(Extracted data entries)
##########
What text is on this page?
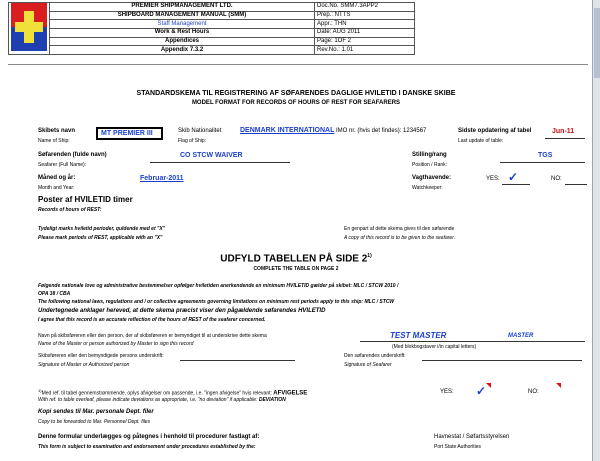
	PREMIER SHIPMANAGEMENT LTD.	Doc.No. SMM7.3APP2
	SHIPBOARD MANAGEMENT MANUAL (SMM)	Prep.: NTTS
	Staff Management	Appr.: THN
	Work & Rest Hours	Date: AUG 2011
	Appendices	Page: 1OF 2
	Appendix 7.3.2	Rev.No.: 1.01
STANDARDSKEMA TIL REGISTRERING AF SØFARENDES DAGLIGE HVILETID I DANSKE SKIBE
MODEL FORMAT FOR RECORDS OF HOURS OF REST FOR SEAFARERS
Skibets navn
Name of Ship:
MT PREMIER III	Skib Nationalitet
Flag of Ship:
DENMARK INTERNATIONAL IMO nr. (hvis det findes): 1234567	Sidste opdatering af tabel
Last update of table:
Jun-11
Søfarenden (fulde navn)
Seafarer (Full Name):
CO STCW WAIVER	Stilling/rang
Position / Rank:
TGS
Måned og år:
Month and Year:
Februar-2011	Vagthavende:
Watchkeeper:
YES: ✓	NO:
Poster af HVILETID timer
Records of hours of REST:
Tydeligt marks hviletid perioder, quldende med et "X"
Please mark periods of REST, applicable with an "X"
En genpart af dette skema gives til den søfarende
A copy of this record is to be given to the seafarer.
UDFYLD TABELLEN PÅ SIDE 2$^{1)}$
COMPLETE THE TABLE ON PAGE 2
Følgende nationale love og administrative bestemmelser opfølger hviletiden anerkendende en minimum HVILETID gælder på skibet: MLC / STCW 2010 /
OPA 38 / CBA
The following national laws, regulations and / or collective agreements governing limitations on minimum rest periods apply to this ship: MLC / STCW
Undertegnede anklager hereved, at dette skema præcist viser den pågældende søfarendes HVILETID
I agree that this record is an accurate reflection of the hours of REST of the seafarer concerned.
Navn på skibsføreren eller den person, der af skibsføreren er bemyndiget til at underskrive dette skema
Name of the Master or person authorized by Master to sign this record
TEST MASTER	MASTER
(Med blokbogstaver i/in capital letters)
Skibsføreren eller den bemyndigede persons underskrift:
Signature of Master or Authorized person
Den søfarendes underskrift:
Signature of Seafarer
$^{1)}$Med ref. til tabel gennemstrømmende, oplys afvigelser om passende, i.e. "ingen afvigelse" hvis relevant: AFVIGELSE
With ref. to table overleaf, please indicate deviations as appropriate, i.e. "no deviation" if applicable: DEVIATION
YES: ✓	NO:
Kopi sendes til Mar. personale Dept. filer
Copy to be forwarded to Mar. Personnel Dept. files
Denne formular underlægges og påtegnes i henhold til procedurer fastlagt af:
This form is subject to examination and endorsement under procedures established by the:
Havnestat / Søfartsstyrelsen
Port State Authorities
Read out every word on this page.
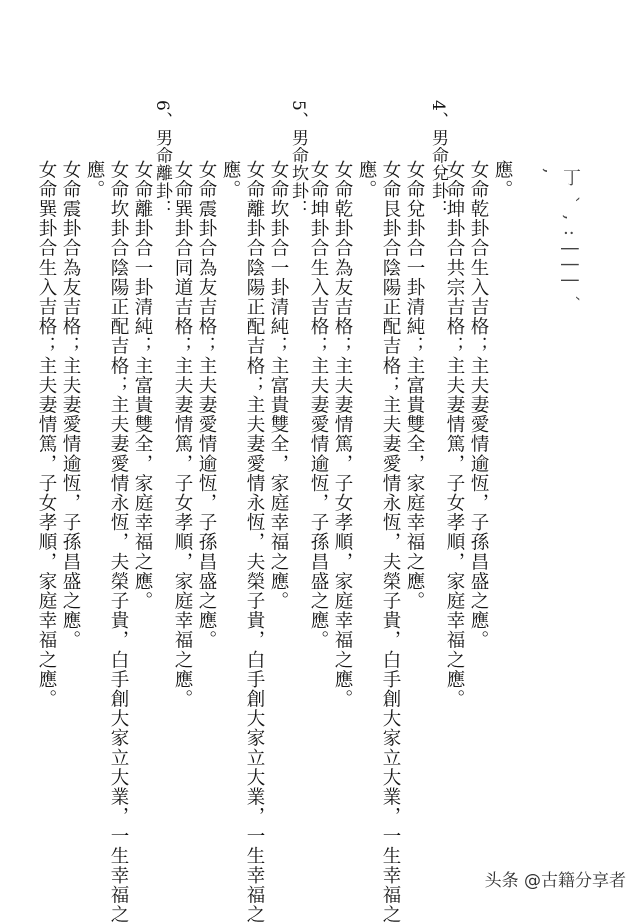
丁 ˋ , : | | | ˊ ,
應。
女命乾卦合生入吉格；主夫妻愛情逾恆，子孫昌盛之應。
女命坤卦合共宗吉格；主夫妻情篤，子女孝順，家庭幸福之應。
4、男命兌卦：
女命兌卦合一卦清純；主富貴雙全，家庭幸福之應。
女命艮卦合陰陽正配吉格；主夫妻愛情永恆，夫榮子貴，白手創大家立大業，一生幸福之
應。
女命乾卦合為友吉格；主夫妻情篤，子女孝順，家庭幸福之應。
女命坤卦合生入吉格；主夫妻愛情逾恆，子孫昌盛之應。
5、男命坎卦：
女命坎卦合一卦清純；主富貴雙全，家庭幸福之應。
女命離卦合陰陽正配吉格；主夫妻愛情永恆，夫榮子貴，白手創大家立大業，一生幸福之
應。
女命震卦合為友吉格；主夫妻愛情逾恆，子孫昌盛之應。
女命巽卦合同道吉格；主夫妻情篤，子女孝順，家庭幸福之應。
6、男命離卦：
女命離卦合一卦清純；主富貴雙全，家庭幸福之應。
女命坎卦合陰陽正配吉格；主夫妻愛情永恆，夫榮子貴，白手創大家立大業，一生幸福之
應。
女命震卦合為友吉格；主夫妻愛情逾恆，子孫昌盛之應。
女命巽卦合生入吉格；主夫妻情篤，子女孝順，家庭幸福之應。
头条 @古籍分享者
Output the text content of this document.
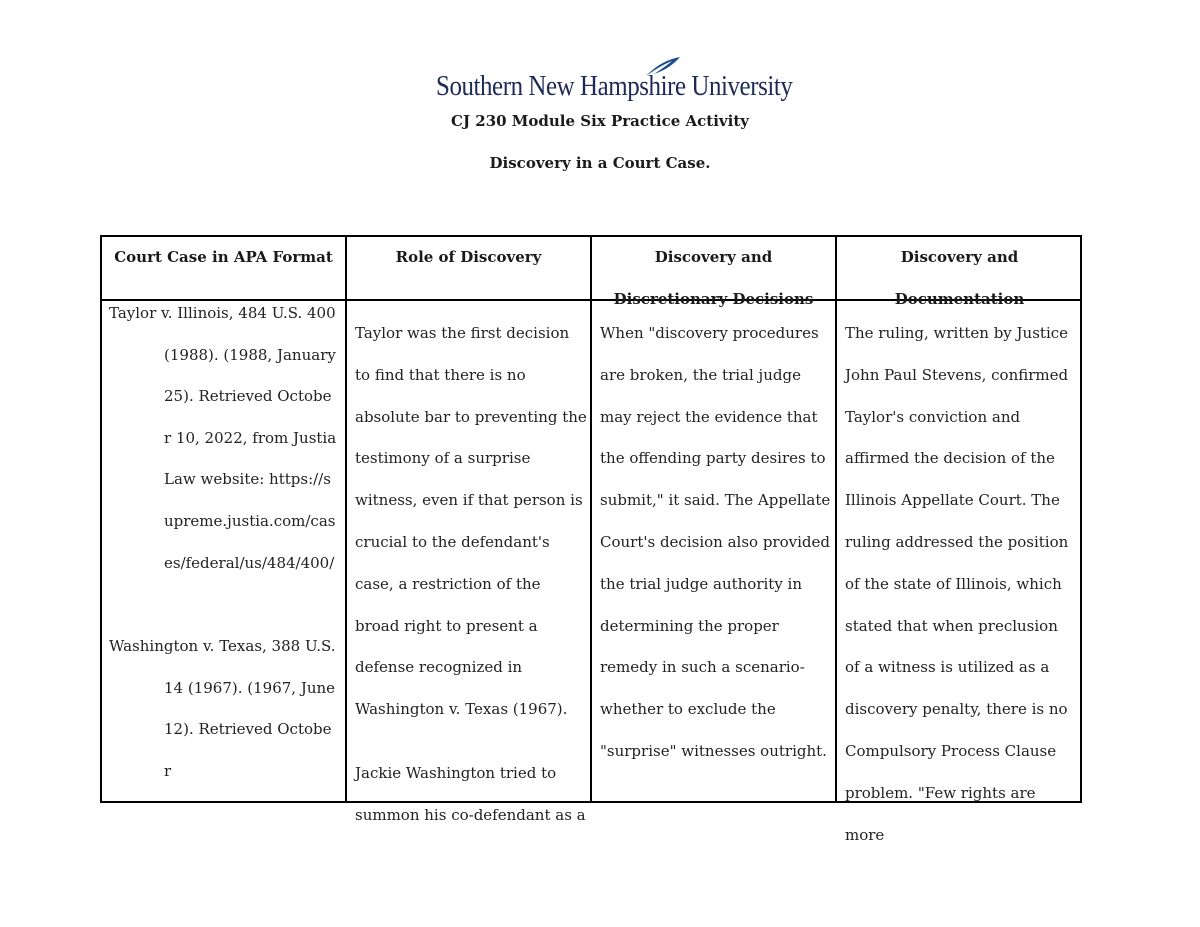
Southern New Hampshire University
CJ 230 Module Six Practice Activity
Discovery in a Court Case.
Court Case in APA Format	Role of Discovery	Discovery and
Discretionary Decisions
Discovery and
Documentation

Taylor v. Illinois, 484 U.S. 400 (1988). (1988, January 25). Retrieved October 10, 2022, from Justia Law website: https://supreme.justia.com/cases/federal/us/484/400/

Washington v. Texas, 388 U.S. 14 (1967). (1967, June 12). Retrieved October

Taylor was the first decision to find that there is no absolute bar to preventing the testimony of a surprise witness, even if that person is crucial to the defendant's case, a restriction of the broad right to present a defense recognized in Washington v. Texas (1967).

Jackie Washington tried to summon his co-defendant as a

When "discovery procedures are broken, the trial judge may reject the evidence that the offending party desires to submit," it said. The Appellate Court's decision also provided the trial judge authority in determining the proper remedy in such a scenario-whether to exclude the "surprise" witnesses outright.

The ruling, written by Justice John Paul Stevens, confirmed Taylor's conviction and affirmed the decision of the Illinois Appellate Court. The ruling addressed the position of the state of Illinois, which stated that when preclusion of a witness is utilized as a discovery penalty, there is no Compulsory Process Clause problem. "Few rights are more
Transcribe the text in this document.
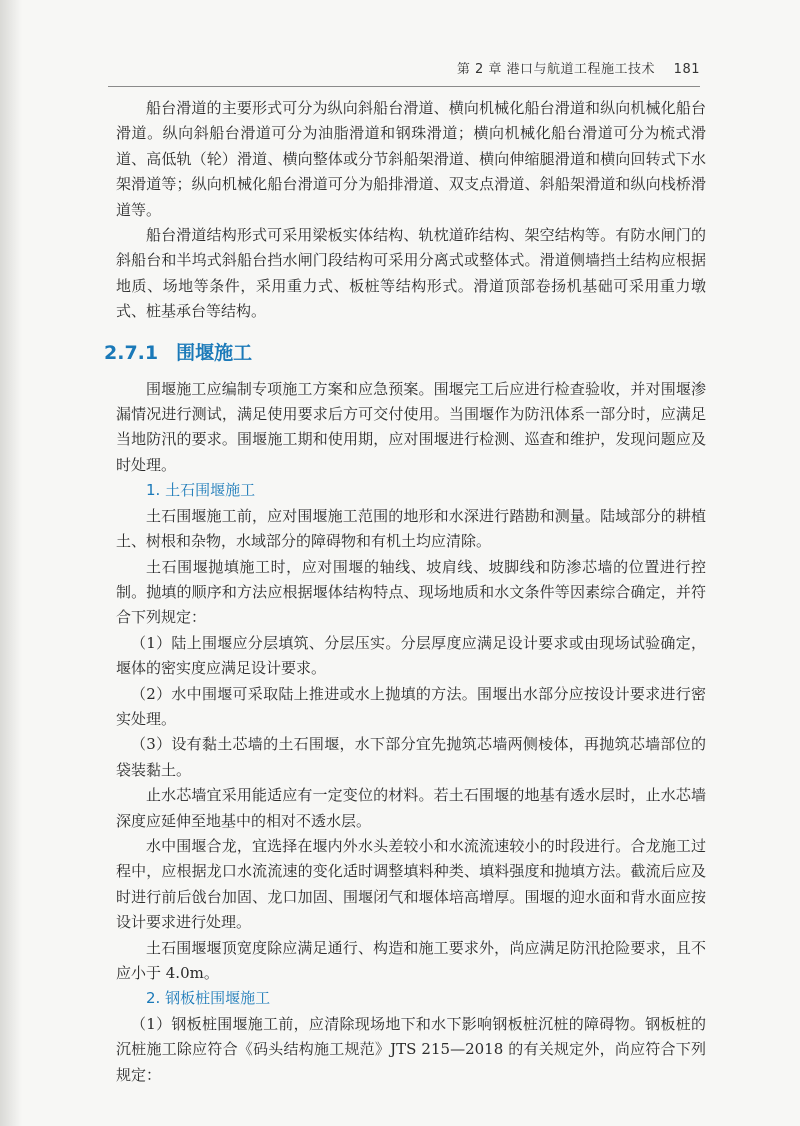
第 2 章 港口与航道工程施工技术 181

船台滑道的主要形式可分为纵向斜船台滑道、横向机械化船台滑道和纵向机械化船台滑道。纵向斜船台滑道可分为油脂滑道和钢珠滑道；横向机械化船台滑道可分为梳式滑道、高低轨（轮）滑道、横向整体或分节斜船架滑道、横向伸缩腿滑道和横向回转式下水架滑道等；纵向机械化船台滑道可分为船排滑道、双支点滑道、斜船架滑道和纵向栈桥滑道等。

船台滑道结构形式可采用梁板实体结构、轨枕道砟结构、架空结构等。有防水闸门的斜船台和半坞式斜船台挡水闸门段结构可采用分离式或整体式。滑道侧墙挡土结构应根据地质、场地等条件，采用重力式、板桩等结构形式。滑道顶部卷扬机基础可采用重力墩式、桩基承台等结构。

2.7.1 围堰施工

围堰施工应编制专项施工方案和应急预案。围堰完工后应进行检查验收，并对围堰渗漏情况进行测试，满足使用要求后方可交付使用。当围堰作为防汛体系一部分时，应满足当地防汛的要求。围堰施工期和使用期，应对围堰进行检测、巡查和维护，发现问题应及时处理。

1. 土石围堰施工

土石围堰施工前，应对围堰施工范围的地形和水深进行踏勘和测量。陆域部分的耕植土、树根和杂物，水域部分的障碍物和有机土均应清除。

土石围堰抛填施工时，应对围堰的轴线、坡肩线、坡脚线和防渗芯墙的位置进行控制。抛填的顺序和方法应根据堰体结构特点、现场地质和水文条件等因素综合确定，并符合下列规定：

（1）陆上围堰应分层填筑、分层压实。分层厚度应满足设计要求或由现场试验确定，堰体的密实度应满足设计要求。

（2）水中围堰可采取陆上推进或水上抛填的方法。围堰出水部分应按设计要求进行密实处理。

（3）设有黏土芯墙的土石围堰，水下部分宜先抛筑芯墙两侧棱体，再抛筑芯墙部位的袋装黏土。

止水芯墙宜采用能适应有一定变位的材料。若土石围堰的地基有透水层时，止水芯墙深度应延伸至地基中的相对不透水层。

水中围堰合龙，宜选择在堰内外水头差较小和水流流速较小的时段进行。合龙施工过程中，应根据龙口水流流速的变化适时调整填料种类、填料强度和抛填方法。截流后应及时进行前后戗台加固、龙口加固、围堰闭气和堰体培高增厚。围堰的迎水面和背水面应按设计要求进行处理。

土石围堰堰顶宽度除应满足通行、构造和施工要求外，尚应满足防汛抢险要求，且不应小于 4.0m。

2. 钢板桩围堰施工

（1）钢板桩围堰施工前，应清除现场地下和水下影响钢板桩沉桩的障碍物。钢板桩的沉桩施工除应符合《码头结构施工规范》JTS 215—2018 的有关规定外，尚应符合下列规定：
##########
#### [BRIEF]
Note each line of the entries that has "October" in it, and copy those lines.

#### [RESULT OF THE EXERCISE]
Taylor v. Illinois, 484 U.S. 400 (1988). (1988, January 25). Retrieved October 10, 2022, from Justia Law website: https://supreme.justia.com/cases/federal/us/484/400/
Washington v. Texas, 388 U.S. 14 (1967). (1967, June 12). Retrieved October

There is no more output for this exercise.